「ローカリズム宣言」とデジタル社会
この正月休みに、内田樹氏著の
「ローカリズム宣言・成長から定常へ」を読んだ。
なかなか面白かったが、読んでいるうちにちょっと違うのではないかとも思えてきた。
そんなことをちょっとまとめてみた。
東日本大震災、フクシマ原発事故は
リスクを想定して生きるべきではないか、
ということを人々に否応なく迫ったという視点から話がすすめられている。
確かに、あの時の東京の悲惨さはなんとも表現のしようがないほど悲惨であった。
首都圏全域の電車は動かなくなり、
帰宅しようにもできなくなり、
寝るところも、食べ物もない、水もないという状況に陥るということが、現実に起こったのだ。
フクシマ原発の被曝を避けるために、外国の大使館等は東京から関西に避難した。
私の友人も石垣島に引っ越したし、もしもの時にはオーストラリアに移住しようと考えてもいた人もいる。
そして今、
もっと豊かな生活をと期待するのでなく、都会から脱出する人が増えているが、
それは、田舎にいけば豊かな生活があるとは思っているから田舎にいくのではないという。
内田樹氏は、
「脱都会思考」はそれだけでなく、その背景に「成長モデル」から「定常モデル」へのシフトがあるという。
人口は増えない、経済は成長しないという「定常モデル」とはどのようなことかについて、
日本には江戸時代という参考になる時代があったではないかとも指摘する。
グローバル経済は、国民国家を液状化させただけだ。
「脱国家」を進め、「廃県置藩」をしたらいいともいう。
政府の進める「地方創生」なんていうのは、コストカットを進めるだけで、より地方の衰退を進めるだけだともいう。

■ ■ ■ ■ ■

上の抽出テキストから、「東日本大震災、フクシマ原発事故は」から「フクシマ原発の被曝を避けるために、外国の大使館等は東京から関西に避難した。」までを、その語句も含めて一字一句変えずに書き写してもらえますか。

■ ■ ■ ■ ■

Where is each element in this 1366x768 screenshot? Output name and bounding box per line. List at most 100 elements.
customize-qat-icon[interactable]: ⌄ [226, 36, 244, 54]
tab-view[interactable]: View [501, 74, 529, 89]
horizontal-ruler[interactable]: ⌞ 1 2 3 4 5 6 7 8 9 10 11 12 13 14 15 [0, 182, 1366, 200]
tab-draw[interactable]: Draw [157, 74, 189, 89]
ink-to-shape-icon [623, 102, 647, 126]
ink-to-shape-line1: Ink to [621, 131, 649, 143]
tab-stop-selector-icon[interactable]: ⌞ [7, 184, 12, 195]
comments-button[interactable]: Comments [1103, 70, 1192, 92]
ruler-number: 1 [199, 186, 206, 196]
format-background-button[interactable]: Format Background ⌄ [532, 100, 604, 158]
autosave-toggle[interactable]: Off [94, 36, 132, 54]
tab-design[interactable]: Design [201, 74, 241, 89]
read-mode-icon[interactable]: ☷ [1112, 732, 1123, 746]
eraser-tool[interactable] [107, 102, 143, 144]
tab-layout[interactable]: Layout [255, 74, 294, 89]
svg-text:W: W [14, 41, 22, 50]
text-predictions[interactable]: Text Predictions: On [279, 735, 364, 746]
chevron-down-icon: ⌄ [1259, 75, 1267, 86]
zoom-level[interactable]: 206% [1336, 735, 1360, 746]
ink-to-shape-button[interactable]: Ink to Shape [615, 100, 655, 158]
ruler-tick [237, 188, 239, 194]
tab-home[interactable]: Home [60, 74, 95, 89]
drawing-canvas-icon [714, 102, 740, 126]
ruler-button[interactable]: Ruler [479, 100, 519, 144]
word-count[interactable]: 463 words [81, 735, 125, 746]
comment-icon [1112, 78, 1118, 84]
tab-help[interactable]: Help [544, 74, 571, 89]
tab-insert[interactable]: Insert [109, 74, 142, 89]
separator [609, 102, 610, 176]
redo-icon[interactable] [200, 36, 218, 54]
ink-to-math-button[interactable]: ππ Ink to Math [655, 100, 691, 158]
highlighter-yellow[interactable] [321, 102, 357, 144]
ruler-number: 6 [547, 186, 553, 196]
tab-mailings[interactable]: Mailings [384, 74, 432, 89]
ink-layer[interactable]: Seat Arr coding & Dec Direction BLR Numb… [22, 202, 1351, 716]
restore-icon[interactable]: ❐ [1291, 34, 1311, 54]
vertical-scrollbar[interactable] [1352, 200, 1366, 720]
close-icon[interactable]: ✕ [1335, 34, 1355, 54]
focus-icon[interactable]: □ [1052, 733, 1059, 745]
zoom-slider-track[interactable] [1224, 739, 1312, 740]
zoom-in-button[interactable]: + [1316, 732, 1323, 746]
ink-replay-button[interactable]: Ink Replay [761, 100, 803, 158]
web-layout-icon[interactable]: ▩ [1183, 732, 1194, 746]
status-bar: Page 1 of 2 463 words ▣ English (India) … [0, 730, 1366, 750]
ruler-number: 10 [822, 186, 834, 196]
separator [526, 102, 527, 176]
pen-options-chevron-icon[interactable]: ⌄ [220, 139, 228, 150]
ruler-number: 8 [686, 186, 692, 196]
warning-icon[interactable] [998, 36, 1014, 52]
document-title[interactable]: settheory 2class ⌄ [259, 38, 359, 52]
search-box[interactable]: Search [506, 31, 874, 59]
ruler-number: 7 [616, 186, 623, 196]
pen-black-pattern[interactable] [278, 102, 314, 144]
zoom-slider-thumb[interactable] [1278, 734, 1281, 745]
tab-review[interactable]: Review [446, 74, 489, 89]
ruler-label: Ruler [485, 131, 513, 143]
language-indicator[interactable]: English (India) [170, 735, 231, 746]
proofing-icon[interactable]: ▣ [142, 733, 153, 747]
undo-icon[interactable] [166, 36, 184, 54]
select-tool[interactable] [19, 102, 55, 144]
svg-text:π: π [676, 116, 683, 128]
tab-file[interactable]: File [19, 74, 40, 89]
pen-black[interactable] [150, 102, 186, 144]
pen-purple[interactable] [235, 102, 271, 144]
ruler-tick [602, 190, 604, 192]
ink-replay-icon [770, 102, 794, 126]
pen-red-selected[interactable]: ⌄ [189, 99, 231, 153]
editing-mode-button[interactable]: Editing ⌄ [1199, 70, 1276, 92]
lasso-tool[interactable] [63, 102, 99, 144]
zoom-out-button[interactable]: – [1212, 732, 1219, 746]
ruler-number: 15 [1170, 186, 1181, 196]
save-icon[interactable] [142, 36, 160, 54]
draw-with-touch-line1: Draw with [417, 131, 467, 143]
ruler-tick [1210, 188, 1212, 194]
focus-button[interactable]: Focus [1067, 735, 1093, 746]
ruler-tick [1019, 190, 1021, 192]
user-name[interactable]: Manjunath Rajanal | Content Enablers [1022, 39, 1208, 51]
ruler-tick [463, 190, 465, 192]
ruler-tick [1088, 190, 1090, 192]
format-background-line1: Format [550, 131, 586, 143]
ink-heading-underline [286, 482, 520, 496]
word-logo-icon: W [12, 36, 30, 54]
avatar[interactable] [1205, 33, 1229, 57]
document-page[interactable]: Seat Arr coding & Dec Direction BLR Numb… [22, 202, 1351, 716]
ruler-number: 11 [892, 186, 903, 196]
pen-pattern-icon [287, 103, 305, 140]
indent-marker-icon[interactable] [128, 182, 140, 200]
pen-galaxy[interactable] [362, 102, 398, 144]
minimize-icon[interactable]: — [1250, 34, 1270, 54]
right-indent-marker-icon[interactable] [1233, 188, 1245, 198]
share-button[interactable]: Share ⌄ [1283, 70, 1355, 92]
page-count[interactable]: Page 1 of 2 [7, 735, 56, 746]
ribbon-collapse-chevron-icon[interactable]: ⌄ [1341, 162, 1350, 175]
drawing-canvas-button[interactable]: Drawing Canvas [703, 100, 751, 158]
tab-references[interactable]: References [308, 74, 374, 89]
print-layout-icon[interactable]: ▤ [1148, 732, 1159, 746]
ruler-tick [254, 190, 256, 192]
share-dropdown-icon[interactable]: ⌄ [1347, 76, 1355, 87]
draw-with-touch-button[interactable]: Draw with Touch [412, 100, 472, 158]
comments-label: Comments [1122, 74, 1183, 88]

■ ■ ■ ■ ■

◆ このタスクの結果:
東日本大震災、フクシマ原発事故は
リスクを想定して生きるべきではないか、
ということを人々に否応なく迫ったという視点から話がすすめられている。
確かに、あの時の東京の悲惨さはなんとも表現のしようがないほど悲惨であった。
首都圏全域の電車は動かなくなり、
帰宅しようにもできなくなり、
寝るところも、食べ物もない、水もないという状況に陥るということが、現実に起こったのだ。
フクシマ原発の被曝を避けるために、外国の大使館等は東京から関西に避難した。